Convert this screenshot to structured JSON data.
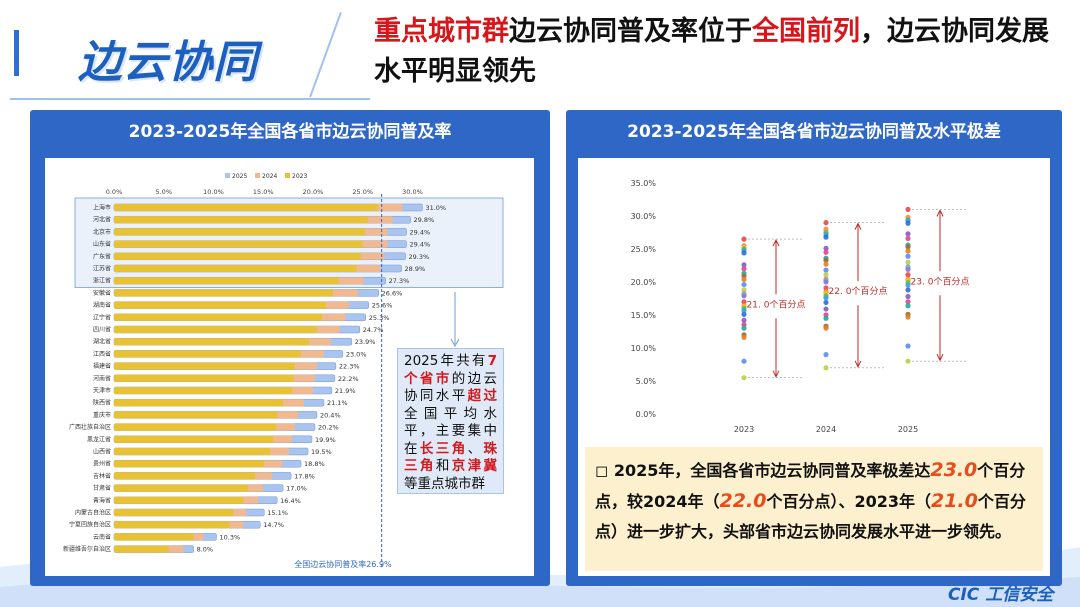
{
  "header": {
    "badge": "边云协同",
    "headline_parts": [
      {
        "t": "重点城市群",
        "red": true
      },
      {
        "t": "边云协同普及率位于",
        "red": false
      },
      {
        "t": "全国前列",
        "red": true
      },
      {
        "t": "，边云协同发展水平明显领先",
        "red": false
      }
    ]
  },
  "left_panel": {
    "title": "2023-2025年全国各省市边云协同普及率"
  },
  "right_panel": {
    "title": "2023-2025年全国各省市边云协同普及水平极差"
  },
  "callout": {
    "parts": [
      {
        "t": "2025年共有",
        "b": false
      },
      {
        "t": "7个省市",
        "b": true
      },
      {
        "t": "的边云协同水平",
        "b": false
      },
      {
        "t": "超过",
        "b": true
      },
      {
        "t": "全国平均水平，主要集中在",
        "b": false
      },
      {
        "t": "长三角",
        "b": true
      },
      {
        "t": "、",
        "b": false
      },
      {
        "t": "珠三角",
        "b": true
      },
      {
        "t": "和",
        "b": false
      },
      {
        "t": "京津冀",
        "b": true
      },
      {
        "t": "等重点城市群",
        "b": false
      }
    ]
  },
  "summary": {
    "parts": [
      {
        "t": "◻ 2025年，全国各省市边云协同普及率极差达",
        "n": false
      },
      {
        "t": "23.0",
        "n": true
      },
      {
        "t": "个百分点，较2024年（",
        "n": false
      },
      {
        "t": "22.0",
        "n": true
      },
      {
        "t": "个百分点）、2023年（",
        "n": false
      },
      {
        "t": "21.0",
        "n": true
      },
      {
        "t": "个百分点）进一步扩大，头部省市边云协同发展水平进一步领先。",
        "n": false
      }
    ]
  },
  "logo": "CIC 工信安全",
  "colors": {
    "y2025": "#a9c4ee",
    "y2024": "#f2b98e",
    "y2023": "#e9c233",
    "accent_red": "#d6161b",
    "panel_blue": "#2f67c6"
  },
  "chart_data": [
    {
      "type": "bar",
      "orientation": "horizontal",
      "legend": [
        "2025",
        "2024",
        "2023"
      ],
      "legend_position": "top",
      "xlim": [
        0,
        30
      ],
      "xticks": [
        "0.0%",
        "5.0%",
        "10.0%",
        "15.0%",
        "20.0%",
        "25.0%",
        "30.0%"
      ],
      "reference_line": {
        "label": "全国边云协同普及率26.9%",
        "value": 26.9
      },
      "categories": [
        "上海市",
        "河北省",
        "北京市",
        "山东省",
        "广东省",
        "江苏省",
        "浙江省",
        "安徽省",
        "湖南省",
        "辽宁省",
        "四川省",
        "湖北省",
        "江西省",
        "福建省",
        "河南省",
        "天津市",
        "陕西省",
        "重庆市",
        "广西壮族自治区",
        "黑龙江省",
        "山西省",
        "贵州省",
        "吉林省",
        "甘肃省",
        "青海省",
        "内蒙古自治区",
        "宁夏回族自治区",
        "云南省",
        "新疆维吾尔自治区"
      ],
      "series": [
        {
          "name": "2025",
          "values": [
            31.0,
            29.8,
            29.4,
            29.4,
            29.3,
            28.9,
            27.3,
            26.6,
            25.6,
            25.3,
            24.7,
            23.9,
            23.0,
            22.3,
            22.2,
            21.9,
            21.1,
            20.4,
            20.2,
            19.9,
            19.5,
            18.8,
            17.8,
            17.0,
            16.4,
            15.1,
            14.7,
            10.3,
            8.0
          ]
        },
        {
          "name": "2024",
          "values": [
            29.0,
            28.0,
            27.5,
            27.5,
            27.2,
            26.8,
            25.1,
            24.5,
            23.6,
            23.3,
            22.7,
            21.8,
            21.1,
            20.4,
            20.2,
            20.0,
            19.1,
            18.5,
            18.2,
            17.9,
            17.6,
            16.9,
            15.9,
            15.0,
            14.5,
            13.3,
            13.0,
            9.0,
            7.0
          ]
        },
        {
          "name": "2023",
          "values": [
            26.5,
            25.5,
            25.2,
            25.0,
            24.8,
            24.4,
            22.6,
            22.0,
            21.3,
            20.9,
            20.4,
            19.6,
            18.8,
            18.2,
            18.1,
            17.9,
            17.0,
            16.4,
            16.3,
            16.0,
            15.7,
            15.1,
            14.2,
            13.5,
            13.0,
            12.0,
            11.6,
            8.0,
            5.5
          ]
        }
      ],
      "value_labels": [
        "31.0%",
        "29.8%",
        "29.4%",
        "29.4%",
        "29.3%",
        "28.9%",
        "27.3%",
        "26.6%",
        "25.6%",
        "25.3%",
        "24.7%",
        "23.9%",
        "23.0%",
        "22.3%",
        "22.2%",
        "21.9%",
        "21.1%",
        "20.4%",
        "20.2%",
        "19.9%",
        "19.5%",
        "18.8%",
        "17.8%",
        "17.0%",
        "16.4%",
        "15.1%",
        "14.7%",
        "10.3%",
        "8.0%"
      ],
      "highlighted_top": 7
    },
    {
      "type": "scatter",
      "categories": [
        "2023",
        "2024",
        "2025"
      ],
      "ylim": [
        0,
        35
      ],
      "yticks": [
        "0.0%",
        "5.0%",
        "10.0%",
        "15.0%",
        "20.0%",
        "25.0%",
        "30.0%",
        "35.0%"
      ],
      "grid": false,
      "series": [
        {
          "x": "2023",
          "values": [
            26.5,
            25.5,
            25.2,
            25.0,
            24.8,
            24.4,
            22.6,
            22.0,
            21.3,
            20.9,
            20.4,
            19.6,
            18.8,
            18.2,
            18.1,
            17.9,
            17.0,
            16.4,
            16.3,
            16.0,
            15.7,
            15.1,
            14.2,
            13.5,
            13.0,
            12.0,
            11.6,
            8.0,
            5.5
          ]
        },
        {
          "x": "2024",
          "values": [
            29.0,
            28.0,
            27.5,
            27.5,
            27.2,
            26.8,
            25.1,
            24.5,
            23.6,
            23.3,
            22.7,
            21.8,
            21.1,
            20.4,
            20.2,
            20.0,
            19.1,
            18.5,
            18.2,
            17.9,
            17.6,
            16.9,
            15.9,
            15.0,
            14.5,
            13.3,
            13.0,
            9.0,
            7.0
          ]
        },
        {
          "x": "2025",
          "values": [
            31.0,
            29.8,
            29.4,
            29.4,
            29.3,
            28.9,
            27.3,
            26.6,
            25.6,
            25.3,
            24.7,
            23.9,
            23.0,
            22.3,
            22.2,
            21.9,
            21.1,
            20.4,
            20.2,
            19.9,
            19.5,
            18.8,
            17.8,
            17.0,
            16.4,
            15.1,
            14.7,
            10.3,
            8.0
          ]
        }
      ],
      "ranges": [
        {
          "x": "2023",
          "min": 5.5,
          "max": 26.5,
          "label": "21. 0个百分点"
        },
        {
          "x": "2024",
          "min": 7.0,
          "max": 29.0,
          "label": "22. 0个百分点"
        },
        {
          "x": "2025",
          "min": 8.0,
          "max": 31.0,
          "label": "23. 0个百分点"
        }
      ]
    }
  ]
}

**********

YOUR INSTRUCTIONS
Output each line exactly; omit every picture.

RESPONSE TO THE EXERCISE
Convert this screenshot to structured JSON data.
{
  "header": {
    "badge": "边云协同",
    "headline_parts": [
      {
        "t": "重点城市群",
        "red": true
      },
      {
        "t": "边云协同普及率位于",
        "red": false
      },
      {
        "t": "全国前列",
        "red": true
      },
      {
        "t": "，边云协同发展水平明显领先",
        "red": false
      }
    ]
  },
  "left_panel": {
    "title": "2023-2025年全国各省市边云协同普及率"
  },
  "right_panel": {
    "title": "2023-2025年全国各省市边云协同普及水平极差"
  },
  "callout": {
    "parts": [
      {
        "t": "2025年共有",
        "b": false
      },
      {
        "t": "7个省市",
        "b": true
      },
      {
        "t": "的边云协同水平",
        "b": false
      },
      {
        "t": "超过",
        "b": true
      },
      {
        "t": "全国平均水平，主要集中在",
        "b": false
      },
      {
        "t": "长三角",
        "b": true
      },
      {
        "t": "、",
        "b": false
      },
      {
        "t": "珠三角",
        "b": true
      },
      {
        "t": "和",
        "b": false
      },
      {
        "t": "京津冀",
        "b": true
      },
      {
        "t": "等重点城市群",
        "b": false
      }
    ]
  },
  "summary": {
    "parts": [
      {
        "t": "◻ 2025年，全国各省市边云协同普及率极差达",
        "n": false
      },
      {
        "t": "23.0",
        "n": true
      },
      {
        "t": "个百分点，较2024年（",
        "n": false
      },
      {
        "t": "22.0",
        "n": true
      },
      {
        "t": "个百分点）、2023年（",
        "n": false
      },
      {
        "t": "21.0",
        "n": true
      },
      {
        "t": "个百分点）进一步扩大，头部省市边云协同发展水平进一步领先。",
        "n": false
      }
    ]
  },
  "logo": "CIC 工信安全",
  "colors": {
    "y2025": "#a9c4ee",
    "y2024": "#f2b98e",
    "y2023": "#e9c233",
    "accent_red": "#d6161b",
    "panel_blue": "#2f67c6"
  },
  "chart_data": [
    {
      "type": "bar",
      "orientation": "horizontal",
      "legend": [
        "2025",
        "2024",
        "2023"
      ],
      "legend_position": "top",
      "xlim": [
        0,
        30
      ],
      "xticks": [
        "0.0%",
        "5.0%",
        "10.0%",
        "15.0%",
        "20.0%",
        "25.0%",
        "30.0%"
      ],
      "reference_line": {
        "label": "全国边云协同普及率26.9%",
        "value": 26.9
      },
      "categories": [
        "上海市",
        "河北省",
        "北京市",
        "山东省",
        "广东省",
        "江苏省",
        "浙江省",
        "安徽省",
        "湖南省",
        "辽宁省",
        "四川省",
        "湖北省",
        "江西省",
        "福建省",
        "河南省",
        "天津市",
        "陕西省",
        "重庆市",
        "广西壮族自治区",
        "黑龙江省",
        "山西省",
        "贵州省",
        "吉林省",
        "甘肃省",
        "青海省",
        "内蒙古自治区",
        "宁夏回族自治区",
        "云南省",
        "新疆维吾尔自治区"
      ],
      "series": [
        {
          "name": "2025",
          "values": [
            31.0,
            29.8,
            29.4,
            29.4,
            29.3,
            28.9,
            27.3,
            26.6,
            25.6,
            25.3,
            24.7,
            23.9,
            23.0,
            22.3,
            22.2,
            21.9,
            21.1,
            20.4,
            20.2,
            19.9,
            19.5,
            18.8,
            17.8,
            17.0,
            16.4,
            15.1,
            14.7,
            10.3,
            8.0
          ]
        },
        {
          "name": "2024",
          "values": [
            29.0,
            28.0,
            27.5,
            27.5,
            27.2,
            26.8,
            25.1,
            24.5,
            23.6,
            23.3,
            22.7,
            21.8,
            21.1,
            20.4,
            20.2,
            20.0,
            19.1,
            18.5,
            18.2,
            17.9,
            17.6,
            16.9,
            15.9,
            15.0,
            14.5,
            13.3,
            13.0,
            9.0,
            7.0
          ]
        },
        {
          "name": "2023",
          "values": [
            26.5,
            25.5,
            25.2,
            25.0,
            24.8,
            24.4,
            22.6,
            22.0,
            21.3,
            20.9,
            20.4,
            19.6,
            18.8,
            18.2,
            18.1,
            17.9,
            17.0,
            16.4,
            16.3,
            16.0,
            15.7,
            15.1,
            14.2,
            13.5,
            13.0,
            12.0,
            11.6,
            8.0,
            5.5
          ]
        }
      ],
      "value_labels": [
        "31.0%",
        "29.8%",
        "29.4%",
        "29.4%",
        "29.3%",
        "28.9%",
        "27.3%",
        "26.6%",
        "25.6%",
        "25.3%",
        "24.7%",
        "23.9%",
        "23.0%",
        "22.3%",
        "22.2%",
        "21.9%",
        "21.1%",
        "20.4%",
        "20.2%",
        "19.9%",
        "19.5%",
        "18.8%",
        "17.8%",
        "17.0%",
        "16.4%",
        "15.1%",
        "14.7%",
        "10.3%",
        "8.0%"
      ],
      "highlighted_top": 7
    },
    {
      "type": "scatter",
      "categories": [
        "2023",
        "2024",
        "2025"
      ],
      "ylim": [
        0,
        35
      ],
      "yticks": [
        "0.0%",
        "5.0%",
        "10.0%",
        "15.0%",
        "20.0%",
        "25.0%",
        "30.0%",
        "35.0%"
      ],
      "grid": false,
      "series": [
        {
          "x": "2023",
          "values": [
            26.5,
            25.5,
            25.2,
            25.0,
            24.8,
            24.4,
            22.6,
            22.0,
            21.3,
            20.9,
            20.4,
            19.6,
            18.8,
            18.2,
            18.1,
            17.9,
            17.0,
            16.4,
            16.3,
            16.0,
            15.7,
            15.1,
            14.2,
            13.5,
            13.0,
            12.0,
            11.6,
            8.0,
            5.5
          ]
        },
        {
          "x": "2024",
          "values": [
            29.0,
            28.0,
            27.5,
            27.5,
            27.2,
            26.8,
            25.1,
            24.5,
            23.6,
            23.3,
            22.7,
            21.8,
            21.1,
            20.4,
            20.2,
            20.0,
            19.1,
            18.5,
            18.2,
            17.9,
            17.6,
            16.9,
            15.9,
            15.0,
            14.5,
            13.3,
            13.0,
            9.0,
            7.0
          ]
        },
        {
          "x": "2025",
          "values": [
            31.0,
            29.8,
            29.4,
            29.4,
            29.3,
            28.9,
            27.3,
            26.6,
            25.6,
            25.3,
            24.7,
            23.9,
            23.0,
            22.3,
            22.2,
            21.9,
            21.1,
            20.4,
            20.2,
            19.9,
            19.5,
            18.8,
            17.8,
            17.0,
            16.4,
            15.1,
            14.7,
            10.3,
            8.0
          ]
        }
      ],
      "ranges": [
        {
          "x": "2023",
          "min": 5.5,
          "max": 26.5,
          "label": "21. 0个百分点"
        },
        {
          "x": "2024",
          "min": 7.0,
          "max": 29.0,
          "label": "22. 0个百分点"
        },
        {
          "x": "2025",
          "min": 8.0,
          "max": 31.0,
          "label": "23. 0个百分点"
        }
      ]
    }
  ]
}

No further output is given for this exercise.